§ Raw data
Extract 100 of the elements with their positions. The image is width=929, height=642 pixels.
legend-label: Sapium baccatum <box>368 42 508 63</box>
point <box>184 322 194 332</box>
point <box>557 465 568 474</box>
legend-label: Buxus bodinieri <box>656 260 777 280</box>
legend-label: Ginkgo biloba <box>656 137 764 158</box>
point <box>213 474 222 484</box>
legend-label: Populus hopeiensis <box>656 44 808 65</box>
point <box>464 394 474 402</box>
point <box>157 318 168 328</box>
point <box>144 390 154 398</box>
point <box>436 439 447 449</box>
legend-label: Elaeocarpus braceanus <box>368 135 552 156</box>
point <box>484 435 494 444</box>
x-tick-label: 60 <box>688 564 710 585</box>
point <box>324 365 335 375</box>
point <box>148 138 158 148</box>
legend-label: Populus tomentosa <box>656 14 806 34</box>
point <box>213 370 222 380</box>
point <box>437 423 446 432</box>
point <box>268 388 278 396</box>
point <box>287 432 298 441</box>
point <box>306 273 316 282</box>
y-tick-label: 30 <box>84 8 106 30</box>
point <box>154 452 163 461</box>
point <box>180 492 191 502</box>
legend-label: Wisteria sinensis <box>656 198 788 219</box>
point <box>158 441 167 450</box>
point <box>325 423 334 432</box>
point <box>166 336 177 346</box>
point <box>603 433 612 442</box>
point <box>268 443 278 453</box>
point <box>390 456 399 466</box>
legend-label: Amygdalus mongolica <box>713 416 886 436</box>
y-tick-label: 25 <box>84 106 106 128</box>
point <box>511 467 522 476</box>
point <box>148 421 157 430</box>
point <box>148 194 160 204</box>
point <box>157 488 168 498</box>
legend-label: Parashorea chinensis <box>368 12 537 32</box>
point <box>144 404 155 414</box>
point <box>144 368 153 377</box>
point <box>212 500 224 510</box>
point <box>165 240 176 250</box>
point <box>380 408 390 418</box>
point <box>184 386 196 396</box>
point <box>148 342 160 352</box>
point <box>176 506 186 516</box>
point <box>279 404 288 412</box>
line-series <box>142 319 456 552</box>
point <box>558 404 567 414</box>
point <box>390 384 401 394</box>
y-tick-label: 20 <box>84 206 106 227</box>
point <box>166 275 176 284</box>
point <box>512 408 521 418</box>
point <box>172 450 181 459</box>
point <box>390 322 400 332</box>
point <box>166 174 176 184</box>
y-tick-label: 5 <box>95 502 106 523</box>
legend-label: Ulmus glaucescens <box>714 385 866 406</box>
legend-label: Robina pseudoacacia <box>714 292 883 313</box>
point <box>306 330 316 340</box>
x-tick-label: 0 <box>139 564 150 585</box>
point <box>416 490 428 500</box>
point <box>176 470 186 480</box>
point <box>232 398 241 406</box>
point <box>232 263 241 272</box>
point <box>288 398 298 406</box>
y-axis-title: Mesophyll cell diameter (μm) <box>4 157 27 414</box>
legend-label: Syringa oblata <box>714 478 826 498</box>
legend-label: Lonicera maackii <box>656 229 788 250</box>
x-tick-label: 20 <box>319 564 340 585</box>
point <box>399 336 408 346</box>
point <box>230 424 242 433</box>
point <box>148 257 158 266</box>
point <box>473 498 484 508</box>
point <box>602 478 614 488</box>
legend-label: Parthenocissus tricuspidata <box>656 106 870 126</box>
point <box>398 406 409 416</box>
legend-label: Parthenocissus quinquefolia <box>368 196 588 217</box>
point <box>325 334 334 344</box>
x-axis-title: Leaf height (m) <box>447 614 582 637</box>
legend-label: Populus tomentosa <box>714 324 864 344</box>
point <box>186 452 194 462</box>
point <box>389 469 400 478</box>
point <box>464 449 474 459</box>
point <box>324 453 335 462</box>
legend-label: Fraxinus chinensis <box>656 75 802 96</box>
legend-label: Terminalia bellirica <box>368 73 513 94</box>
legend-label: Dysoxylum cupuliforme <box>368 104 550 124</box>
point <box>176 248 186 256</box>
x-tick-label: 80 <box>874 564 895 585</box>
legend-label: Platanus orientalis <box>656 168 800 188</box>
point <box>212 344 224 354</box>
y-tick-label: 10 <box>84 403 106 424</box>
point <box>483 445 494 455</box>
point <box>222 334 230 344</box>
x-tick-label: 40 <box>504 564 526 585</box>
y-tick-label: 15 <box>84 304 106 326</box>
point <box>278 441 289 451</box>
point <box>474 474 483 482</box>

§ Job
Please give these rows again with every "legend-label" renamed to "legend-text", leaving everything else unchanged.

§ Solution for this exercise
Extract 100 of the elements with their positions. The image is width=929, height=642 pixels.
legend-text: Sapium baccatum <box>368 42 508 63</box>
point <box>184 322 194 332</box>
point <box>557 465 568 474</box>
legend-text: Buxus bodinieri <box>656 260 777 280</box>
legend-text: Ginkgo biloba <box>656 137 764 158</box>
point <box>213 474 222 484</box>
legend-text: Populus hopeiensis <box>656 44 808 65</box>
point <box>464 394 474 402</box>
point <box>157 318 168 328</box>
point <box>144 390 154 398</box>
point <box>436 439 447 449</box>
legend-text: Elaeocarpus braceanus <box>368 135 552 156</box>
point <box>484 435 494 444</box>
x-tick-label: 60 <box>688 564 710 585</box>
point <box>324 365 335 375</box>
point <box>148 138 158 148</box>
legend-text: Populus tomentosa <box>656 14 806 34</box>
point <box>213 370 222 380</box>
point <box>437 423 446 432</box>
point <box>268 388 278 396</box>
point <box>287 432 298 441</box>
point <box>306 273 316 282</box>
y-tick-label: 30 <box>84 8 106 30</box>
point <box>154 452 163 461</box>
point <box>180 492 191 502</box>
legend-text: Wisteria sinensis <box>656 198 788 219</box>
point <box>158 441 167 450</box>
point <box>325 423 334 432</box>
point <box>166 336 177 346</box>
point <box>603 433 612 442</box>
point <box>268 443 278 453</box>
point <box>390 456 399 466</box>
legend-text: Amygdalus mongolica <box>713 416 886 436</box>
y-tick-label: 25 <box>84 106 106 128</box>
point <box>511 467 522 476</box>
point <box>148 421 157 430</box>
point <box>148 194 160 204</box>
point <box>157 488 168 498</box>
legend-text: Parashorea chinensis <box>368 12 537 32</box>
point <box>144 404 155 414</box>
point <box>144 368 153 377</box>
point <box>212 500 224 510</box>
point <box>165 240 176 250</box>
point <box>380 408 390 418</box>
point <box>184 386 196 396</box>
point <box>148 342 160 352</box>
point <box>176 506 186 516</box>
point <box>279 404 288 412</box>
line-series <box>142 319 456 552</box>
point <box>558 404 567 414</box>
point <box>390 384 401 394</box>
y-tick-label: 20 <box>84 206 106 227</box>
point <box>166 275 176 284</box>
point <box>512 408 521 418</box>
point <box>172 450 181 459</box>
point <box>390 322 400 332</box>
point <box>166 174 176 184</box>
y-tick-label: 5 <box>95 502 106 523</box>
legend-text: Ulmus glaucescens <box>714 385 866 406</box>
legend-text: Robina pseudoacacia <box>714 292 883 313</box>
point <box>306 330 316 340</box>
x-tick-label: 0 <box>139 564 150 585</box>
point <box>416 490 428 500</box>
point <box>176 470 186 480</box>
point <box>232 398 241 406</box>
point <box>232 263 241 272</box>
point <box>288 398 298 406</box>
y-axis-title: Mesophyll cell diameter (μm) <box>4 157 27 414</box>
legend-text: Syringa oblata <box>714 478 826 498</box>
legend-text: Lonicera maackii <box>656 229 788 250</box>
x-tick-label: 20 <box>319 564 340 585</box>
point <box>399 336 408 346</box>
point <box>230 424 242 433</box>
point <box>148 257 158 266</box>
point <box>473 498 484 508</box>
point <box>602 478 614 488</box>
legend-text: Parthenocissus tricuspidata <box>656 106 870 126</box>
point <box>398 406 409 416</box>
legend-text: Parthenocissus quinquefolia <box>368 196 588 217</box>
point <box>325 334 334 344</box>
x-axis-title: Leaf height (m) <box>447 614 582 637</box>
legend-text: Populus tomentosa <box>714 324 864 344</box>
point <box>186 452 194 462</box>
point <box>389 469 400 478</box>
point <box>464 449 474 459</box>
point <box>324 453 335 462</box>
legend-text: Fraxinus chinensis <box>656 75 802 96</box>
legend-text: Terminalia bellirica <box>368 73 513 94</box>
legend-text: Dysoxylum cupuliforme <box>368 104 550 124</box>
point <box>176 248 186 256</box>
x-tick-label: 80 <box>874 564 895 585</box>
legend-text: Platanus orientalis <box>656 168 800 188</box>
point <box>212 344 224 354</box>
y-tick-label: 10 <box>84 403 106 424</box>
point <box>483 445 494 455</box>
point <box>222 334 230 344</box>
x-tick-label: 40 <box>504 564 526 585</box>
y-tick-label: 15 <box>84 304 106 326</box>
point <box>278 441 289 451</box>
point <box>474 474 483 482</box>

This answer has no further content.